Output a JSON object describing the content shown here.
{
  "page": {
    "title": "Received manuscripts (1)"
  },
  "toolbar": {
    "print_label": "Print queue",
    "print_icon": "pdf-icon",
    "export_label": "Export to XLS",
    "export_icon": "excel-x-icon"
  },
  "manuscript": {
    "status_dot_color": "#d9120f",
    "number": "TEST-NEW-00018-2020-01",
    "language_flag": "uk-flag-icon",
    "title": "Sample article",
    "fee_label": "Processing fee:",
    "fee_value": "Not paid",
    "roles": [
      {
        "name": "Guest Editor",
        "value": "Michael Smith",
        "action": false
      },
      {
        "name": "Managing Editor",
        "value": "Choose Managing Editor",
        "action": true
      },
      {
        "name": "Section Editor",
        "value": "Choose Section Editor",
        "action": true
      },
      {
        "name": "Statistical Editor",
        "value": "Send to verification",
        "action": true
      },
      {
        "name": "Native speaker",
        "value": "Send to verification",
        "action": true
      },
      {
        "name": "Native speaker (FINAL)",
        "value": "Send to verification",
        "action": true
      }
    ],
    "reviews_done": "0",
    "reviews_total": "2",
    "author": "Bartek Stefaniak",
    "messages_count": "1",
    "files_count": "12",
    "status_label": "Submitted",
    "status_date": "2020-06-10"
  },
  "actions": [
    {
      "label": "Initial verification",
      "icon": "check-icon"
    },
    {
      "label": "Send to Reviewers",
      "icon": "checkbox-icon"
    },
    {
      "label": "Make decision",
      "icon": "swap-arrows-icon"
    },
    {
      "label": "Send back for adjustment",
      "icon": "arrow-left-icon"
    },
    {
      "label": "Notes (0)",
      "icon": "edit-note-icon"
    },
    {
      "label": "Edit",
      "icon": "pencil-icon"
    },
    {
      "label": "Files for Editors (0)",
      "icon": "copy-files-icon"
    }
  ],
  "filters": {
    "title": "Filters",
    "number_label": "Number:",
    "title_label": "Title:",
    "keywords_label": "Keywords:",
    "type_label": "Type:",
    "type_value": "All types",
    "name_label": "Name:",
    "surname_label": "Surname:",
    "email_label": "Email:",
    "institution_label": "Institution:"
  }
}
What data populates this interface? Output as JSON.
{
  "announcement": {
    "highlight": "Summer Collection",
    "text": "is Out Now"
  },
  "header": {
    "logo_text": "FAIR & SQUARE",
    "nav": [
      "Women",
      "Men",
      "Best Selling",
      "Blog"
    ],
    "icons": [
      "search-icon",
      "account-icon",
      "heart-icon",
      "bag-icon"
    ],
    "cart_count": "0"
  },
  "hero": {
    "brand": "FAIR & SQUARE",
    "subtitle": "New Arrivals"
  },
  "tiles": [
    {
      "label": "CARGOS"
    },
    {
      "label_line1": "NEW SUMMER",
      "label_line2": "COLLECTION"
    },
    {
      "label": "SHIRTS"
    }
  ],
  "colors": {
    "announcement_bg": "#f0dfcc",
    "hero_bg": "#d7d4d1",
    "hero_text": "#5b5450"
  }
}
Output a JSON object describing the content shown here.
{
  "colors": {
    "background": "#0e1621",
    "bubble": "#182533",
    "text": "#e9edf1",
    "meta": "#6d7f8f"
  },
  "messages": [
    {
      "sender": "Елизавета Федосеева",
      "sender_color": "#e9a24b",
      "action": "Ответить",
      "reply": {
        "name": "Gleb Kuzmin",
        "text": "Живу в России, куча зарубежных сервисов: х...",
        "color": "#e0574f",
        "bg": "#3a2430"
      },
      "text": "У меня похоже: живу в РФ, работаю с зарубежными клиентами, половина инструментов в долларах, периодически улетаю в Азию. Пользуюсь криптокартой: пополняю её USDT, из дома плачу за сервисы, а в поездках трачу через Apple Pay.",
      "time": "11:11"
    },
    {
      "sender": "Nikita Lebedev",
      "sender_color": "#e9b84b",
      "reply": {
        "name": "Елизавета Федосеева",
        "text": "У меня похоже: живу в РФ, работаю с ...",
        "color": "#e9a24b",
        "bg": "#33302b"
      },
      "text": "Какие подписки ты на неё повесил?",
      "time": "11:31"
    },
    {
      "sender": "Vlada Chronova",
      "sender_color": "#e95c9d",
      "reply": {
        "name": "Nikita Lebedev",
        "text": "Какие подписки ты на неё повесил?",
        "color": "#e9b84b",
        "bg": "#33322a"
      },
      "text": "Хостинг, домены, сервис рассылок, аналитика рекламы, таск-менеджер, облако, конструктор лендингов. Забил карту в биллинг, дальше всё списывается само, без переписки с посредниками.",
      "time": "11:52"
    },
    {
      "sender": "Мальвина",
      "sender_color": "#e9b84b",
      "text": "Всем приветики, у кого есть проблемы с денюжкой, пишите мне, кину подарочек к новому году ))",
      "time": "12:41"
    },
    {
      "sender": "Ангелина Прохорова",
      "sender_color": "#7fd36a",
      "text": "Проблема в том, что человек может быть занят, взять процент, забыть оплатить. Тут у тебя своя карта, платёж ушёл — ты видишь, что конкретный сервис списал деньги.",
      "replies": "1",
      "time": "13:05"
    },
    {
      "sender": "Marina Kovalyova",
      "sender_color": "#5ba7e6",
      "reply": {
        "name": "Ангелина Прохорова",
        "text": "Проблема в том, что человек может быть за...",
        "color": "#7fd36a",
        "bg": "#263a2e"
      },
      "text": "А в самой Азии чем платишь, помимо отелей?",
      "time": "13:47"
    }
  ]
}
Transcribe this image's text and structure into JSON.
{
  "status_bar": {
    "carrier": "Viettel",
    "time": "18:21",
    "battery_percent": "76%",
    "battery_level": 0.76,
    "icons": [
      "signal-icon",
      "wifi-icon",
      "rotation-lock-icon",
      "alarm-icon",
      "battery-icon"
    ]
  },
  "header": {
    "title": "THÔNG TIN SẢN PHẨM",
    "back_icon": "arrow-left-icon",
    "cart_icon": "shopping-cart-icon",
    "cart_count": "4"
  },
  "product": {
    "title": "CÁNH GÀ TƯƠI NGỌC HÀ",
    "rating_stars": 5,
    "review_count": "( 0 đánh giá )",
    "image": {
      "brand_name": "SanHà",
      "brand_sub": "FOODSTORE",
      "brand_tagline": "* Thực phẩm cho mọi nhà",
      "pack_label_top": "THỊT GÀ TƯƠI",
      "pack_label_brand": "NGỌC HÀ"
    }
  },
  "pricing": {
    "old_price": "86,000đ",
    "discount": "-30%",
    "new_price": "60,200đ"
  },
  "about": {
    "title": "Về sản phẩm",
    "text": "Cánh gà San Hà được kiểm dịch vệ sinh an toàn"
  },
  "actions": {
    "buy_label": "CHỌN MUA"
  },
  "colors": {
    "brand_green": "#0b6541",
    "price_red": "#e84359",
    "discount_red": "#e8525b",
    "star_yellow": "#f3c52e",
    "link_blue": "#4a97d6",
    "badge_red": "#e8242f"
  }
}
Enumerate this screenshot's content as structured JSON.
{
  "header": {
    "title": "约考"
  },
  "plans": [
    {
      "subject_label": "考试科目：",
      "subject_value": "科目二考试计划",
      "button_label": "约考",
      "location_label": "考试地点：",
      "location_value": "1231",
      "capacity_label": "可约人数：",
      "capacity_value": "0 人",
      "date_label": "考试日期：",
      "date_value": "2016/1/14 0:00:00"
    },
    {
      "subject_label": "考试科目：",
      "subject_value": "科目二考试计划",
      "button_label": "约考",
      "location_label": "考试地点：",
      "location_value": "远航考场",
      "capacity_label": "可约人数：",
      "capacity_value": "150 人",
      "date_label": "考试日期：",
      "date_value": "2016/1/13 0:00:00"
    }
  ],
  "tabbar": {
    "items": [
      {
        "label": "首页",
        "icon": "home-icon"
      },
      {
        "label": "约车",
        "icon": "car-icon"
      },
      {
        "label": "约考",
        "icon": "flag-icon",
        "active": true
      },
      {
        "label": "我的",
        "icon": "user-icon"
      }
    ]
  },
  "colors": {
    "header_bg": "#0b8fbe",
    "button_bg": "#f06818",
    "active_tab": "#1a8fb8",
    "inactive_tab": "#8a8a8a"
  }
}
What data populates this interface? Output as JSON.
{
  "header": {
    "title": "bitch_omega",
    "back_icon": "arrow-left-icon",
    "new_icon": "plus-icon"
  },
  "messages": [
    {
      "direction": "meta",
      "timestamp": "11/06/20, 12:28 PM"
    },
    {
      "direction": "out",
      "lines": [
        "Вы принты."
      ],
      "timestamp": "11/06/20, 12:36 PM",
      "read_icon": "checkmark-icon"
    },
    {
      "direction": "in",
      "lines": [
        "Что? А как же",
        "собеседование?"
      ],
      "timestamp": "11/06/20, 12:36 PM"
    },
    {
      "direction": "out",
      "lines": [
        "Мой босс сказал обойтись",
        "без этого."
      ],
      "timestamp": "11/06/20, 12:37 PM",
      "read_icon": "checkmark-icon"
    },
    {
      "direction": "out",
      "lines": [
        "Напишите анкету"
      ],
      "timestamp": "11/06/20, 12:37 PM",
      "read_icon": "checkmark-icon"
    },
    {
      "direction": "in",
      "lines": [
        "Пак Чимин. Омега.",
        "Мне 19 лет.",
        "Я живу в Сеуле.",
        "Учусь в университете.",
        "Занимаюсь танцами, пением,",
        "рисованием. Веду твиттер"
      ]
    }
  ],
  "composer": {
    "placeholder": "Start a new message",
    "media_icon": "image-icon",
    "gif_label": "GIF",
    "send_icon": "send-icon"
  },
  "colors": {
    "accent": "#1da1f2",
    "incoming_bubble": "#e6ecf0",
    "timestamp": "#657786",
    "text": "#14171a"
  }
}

■ **PROBLEM DETAILS**
Gather and copy every line of the data in which the string "Елизавета" is found.

■ **REPLY TO THE TASK**
      "sender": "Елизавета Федосеева",
        "name": "Елизавета Федосеева",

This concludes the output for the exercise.